- WHAT THE EXERCISE ASKS: Search the data below for "visible"; list each line that holds it.
--- BEGIN ---
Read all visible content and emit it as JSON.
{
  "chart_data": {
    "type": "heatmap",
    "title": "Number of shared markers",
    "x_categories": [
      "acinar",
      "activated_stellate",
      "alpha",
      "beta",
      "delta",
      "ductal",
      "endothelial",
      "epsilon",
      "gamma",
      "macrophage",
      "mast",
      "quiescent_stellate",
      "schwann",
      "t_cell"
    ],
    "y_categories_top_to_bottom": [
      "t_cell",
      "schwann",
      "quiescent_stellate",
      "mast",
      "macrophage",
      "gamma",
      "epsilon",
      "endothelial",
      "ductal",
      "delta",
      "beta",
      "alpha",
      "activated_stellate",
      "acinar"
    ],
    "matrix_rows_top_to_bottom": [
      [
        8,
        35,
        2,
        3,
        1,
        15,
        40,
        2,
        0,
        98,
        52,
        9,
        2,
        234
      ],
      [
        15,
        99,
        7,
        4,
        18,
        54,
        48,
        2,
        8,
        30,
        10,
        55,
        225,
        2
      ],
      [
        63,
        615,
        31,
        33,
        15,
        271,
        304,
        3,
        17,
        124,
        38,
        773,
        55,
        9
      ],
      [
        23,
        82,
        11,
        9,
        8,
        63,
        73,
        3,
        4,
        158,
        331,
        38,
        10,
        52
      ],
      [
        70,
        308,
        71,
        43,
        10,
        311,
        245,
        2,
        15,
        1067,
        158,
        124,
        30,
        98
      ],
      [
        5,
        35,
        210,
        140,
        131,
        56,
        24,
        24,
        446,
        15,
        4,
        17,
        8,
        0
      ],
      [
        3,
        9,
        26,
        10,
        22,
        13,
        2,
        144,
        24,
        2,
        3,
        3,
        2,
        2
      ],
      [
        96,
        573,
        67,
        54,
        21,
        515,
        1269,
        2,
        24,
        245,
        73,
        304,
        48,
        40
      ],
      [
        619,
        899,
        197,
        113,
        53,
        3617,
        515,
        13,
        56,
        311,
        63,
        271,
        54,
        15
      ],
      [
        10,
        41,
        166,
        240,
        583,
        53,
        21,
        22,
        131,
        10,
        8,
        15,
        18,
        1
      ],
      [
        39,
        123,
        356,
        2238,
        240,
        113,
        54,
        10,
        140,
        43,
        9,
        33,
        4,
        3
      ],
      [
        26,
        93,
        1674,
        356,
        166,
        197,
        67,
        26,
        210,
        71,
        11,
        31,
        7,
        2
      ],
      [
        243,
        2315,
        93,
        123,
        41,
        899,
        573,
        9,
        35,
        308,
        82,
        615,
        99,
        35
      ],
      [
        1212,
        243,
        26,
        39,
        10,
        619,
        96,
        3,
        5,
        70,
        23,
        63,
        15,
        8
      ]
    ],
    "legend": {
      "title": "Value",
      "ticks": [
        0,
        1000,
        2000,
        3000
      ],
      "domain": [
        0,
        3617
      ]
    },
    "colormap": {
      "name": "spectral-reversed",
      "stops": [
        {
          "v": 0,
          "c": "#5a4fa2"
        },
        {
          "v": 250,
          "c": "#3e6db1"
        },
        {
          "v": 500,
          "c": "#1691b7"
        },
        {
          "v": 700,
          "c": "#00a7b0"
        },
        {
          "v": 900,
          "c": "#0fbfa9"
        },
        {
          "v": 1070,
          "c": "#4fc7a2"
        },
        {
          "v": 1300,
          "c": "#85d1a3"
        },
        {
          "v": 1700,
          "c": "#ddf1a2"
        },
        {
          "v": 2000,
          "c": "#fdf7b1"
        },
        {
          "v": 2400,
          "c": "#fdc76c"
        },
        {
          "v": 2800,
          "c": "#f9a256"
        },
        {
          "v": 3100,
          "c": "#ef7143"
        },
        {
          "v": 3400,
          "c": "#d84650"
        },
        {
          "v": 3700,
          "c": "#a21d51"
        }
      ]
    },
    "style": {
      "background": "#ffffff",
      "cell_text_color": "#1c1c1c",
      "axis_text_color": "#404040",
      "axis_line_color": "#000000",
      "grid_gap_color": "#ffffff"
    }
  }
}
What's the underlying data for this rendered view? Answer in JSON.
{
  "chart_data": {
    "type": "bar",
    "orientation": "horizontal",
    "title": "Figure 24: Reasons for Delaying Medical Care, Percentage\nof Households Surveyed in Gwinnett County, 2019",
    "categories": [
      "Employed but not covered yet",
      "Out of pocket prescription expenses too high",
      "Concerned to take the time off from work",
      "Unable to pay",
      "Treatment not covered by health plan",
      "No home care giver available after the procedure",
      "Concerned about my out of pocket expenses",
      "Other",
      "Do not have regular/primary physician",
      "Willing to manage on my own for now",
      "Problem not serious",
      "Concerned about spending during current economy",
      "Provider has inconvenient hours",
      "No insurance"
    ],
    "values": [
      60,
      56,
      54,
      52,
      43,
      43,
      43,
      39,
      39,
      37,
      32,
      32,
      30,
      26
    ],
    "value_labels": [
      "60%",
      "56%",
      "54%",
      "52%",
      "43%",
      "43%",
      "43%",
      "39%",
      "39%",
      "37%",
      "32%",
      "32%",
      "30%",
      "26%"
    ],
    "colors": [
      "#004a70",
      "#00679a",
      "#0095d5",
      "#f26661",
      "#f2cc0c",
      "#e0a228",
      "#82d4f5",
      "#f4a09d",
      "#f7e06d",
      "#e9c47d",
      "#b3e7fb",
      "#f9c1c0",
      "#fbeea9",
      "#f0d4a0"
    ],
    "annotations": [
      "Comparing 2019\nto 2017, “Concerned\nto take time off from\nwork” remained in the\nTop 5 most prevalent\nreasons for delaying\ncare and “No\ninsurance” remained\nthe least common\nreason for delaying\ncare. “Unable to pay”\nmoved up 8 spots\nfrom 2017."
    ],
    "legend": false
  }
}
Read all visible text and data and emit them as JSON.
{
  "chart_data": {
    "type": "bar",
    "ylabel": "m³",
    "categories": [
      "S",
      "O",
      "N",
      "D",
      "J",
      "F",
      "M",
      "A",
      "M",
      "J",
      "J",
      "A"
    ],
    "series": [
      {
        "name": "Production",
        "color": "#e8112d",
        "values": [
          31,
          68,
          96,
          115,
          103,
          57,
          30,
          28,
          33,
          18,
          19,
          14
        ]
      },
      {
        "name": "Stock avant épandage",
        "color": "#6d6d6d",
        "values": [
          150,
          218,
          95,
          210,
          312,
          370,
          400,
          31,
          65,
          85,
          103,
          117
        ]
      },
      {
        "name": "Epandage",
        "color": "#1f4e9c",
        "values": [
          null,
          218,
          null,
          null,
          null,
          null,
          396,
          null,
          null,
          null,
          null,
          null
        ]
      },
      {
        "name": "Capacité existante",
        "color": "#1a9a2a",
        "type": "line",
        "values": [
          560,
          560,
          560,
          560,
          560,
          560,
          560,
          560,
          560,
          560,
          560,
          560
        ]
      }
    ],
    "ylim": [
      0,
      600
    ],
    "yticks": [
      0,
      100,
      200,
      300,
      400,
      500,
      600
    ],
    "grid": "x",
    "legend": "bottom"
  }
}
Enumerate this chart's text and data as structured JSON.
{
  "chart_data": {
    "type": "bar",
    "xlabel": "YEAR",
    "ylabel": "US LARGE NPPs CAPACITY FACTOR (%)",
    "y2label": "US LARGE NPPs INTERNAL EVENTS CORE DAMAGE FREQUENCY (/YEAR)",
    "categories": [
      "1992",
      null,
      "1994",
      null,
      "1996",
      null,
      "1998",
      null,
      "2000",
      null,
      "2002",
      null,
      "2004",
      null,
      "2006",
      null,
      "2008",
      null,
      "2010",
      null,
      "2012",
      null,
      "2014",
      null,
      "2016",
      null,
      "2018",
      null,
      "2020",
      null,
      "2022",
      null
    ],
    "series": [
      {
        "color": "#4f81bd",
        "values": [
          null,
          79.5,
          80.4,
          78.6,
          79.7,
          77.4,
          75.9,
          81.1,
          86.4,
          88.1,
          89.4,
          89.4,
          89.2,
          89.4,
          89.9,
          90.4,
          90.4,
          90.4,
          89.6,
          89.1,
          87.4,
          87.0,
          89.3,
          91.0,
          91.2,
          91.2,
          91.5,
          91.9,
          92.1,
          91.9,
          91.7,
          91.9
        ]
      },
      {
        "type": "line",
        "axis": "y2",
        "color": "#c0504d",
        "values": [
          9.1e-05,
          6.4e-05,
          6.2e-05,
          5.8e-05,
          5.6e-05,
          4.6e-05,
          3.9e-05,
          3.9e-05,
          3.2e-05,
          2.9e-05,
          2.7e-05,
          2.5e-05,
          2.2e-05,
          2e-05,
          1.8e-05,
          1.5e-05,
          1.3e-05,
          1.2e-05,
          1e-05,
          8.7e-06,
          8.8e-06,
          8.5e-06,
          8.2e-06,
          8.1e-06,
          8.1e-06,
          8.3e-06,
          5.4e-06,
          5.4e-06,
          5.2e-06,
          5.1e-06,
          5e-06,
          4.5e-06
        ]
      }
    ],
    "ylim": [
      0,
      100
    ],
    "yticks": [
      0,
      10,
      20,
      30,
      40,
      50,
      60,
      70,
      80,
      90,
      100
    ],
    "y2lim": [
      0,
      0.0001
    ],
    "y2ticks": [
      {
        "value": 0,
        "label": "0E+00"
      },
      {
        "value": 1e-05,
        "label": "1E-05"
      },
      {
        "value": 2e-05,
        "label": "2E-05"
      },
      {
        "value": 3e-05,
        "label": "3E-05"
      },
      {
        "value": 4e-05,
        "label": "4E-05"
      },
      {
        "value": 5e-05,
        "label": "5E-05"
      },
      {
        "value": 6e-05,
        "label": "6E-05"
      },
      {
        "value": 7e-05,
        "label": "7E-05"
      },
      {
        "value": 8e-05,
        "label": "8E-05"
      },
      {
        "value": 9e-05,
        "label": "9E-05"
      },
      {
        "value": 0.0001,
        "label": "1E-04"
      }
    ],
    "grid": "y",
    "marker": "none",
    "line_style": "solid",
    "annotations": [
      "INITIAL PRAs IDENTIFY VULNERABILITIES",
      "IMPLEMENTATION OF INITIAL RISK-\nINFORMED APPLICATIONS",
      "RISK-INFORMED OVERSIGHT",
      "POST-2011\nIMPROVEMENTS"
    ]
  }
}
--- END ---
- ANSWER BELOW:
Read all visible content and emit it as JSON.
Read all visible text and data and emit them as JSON.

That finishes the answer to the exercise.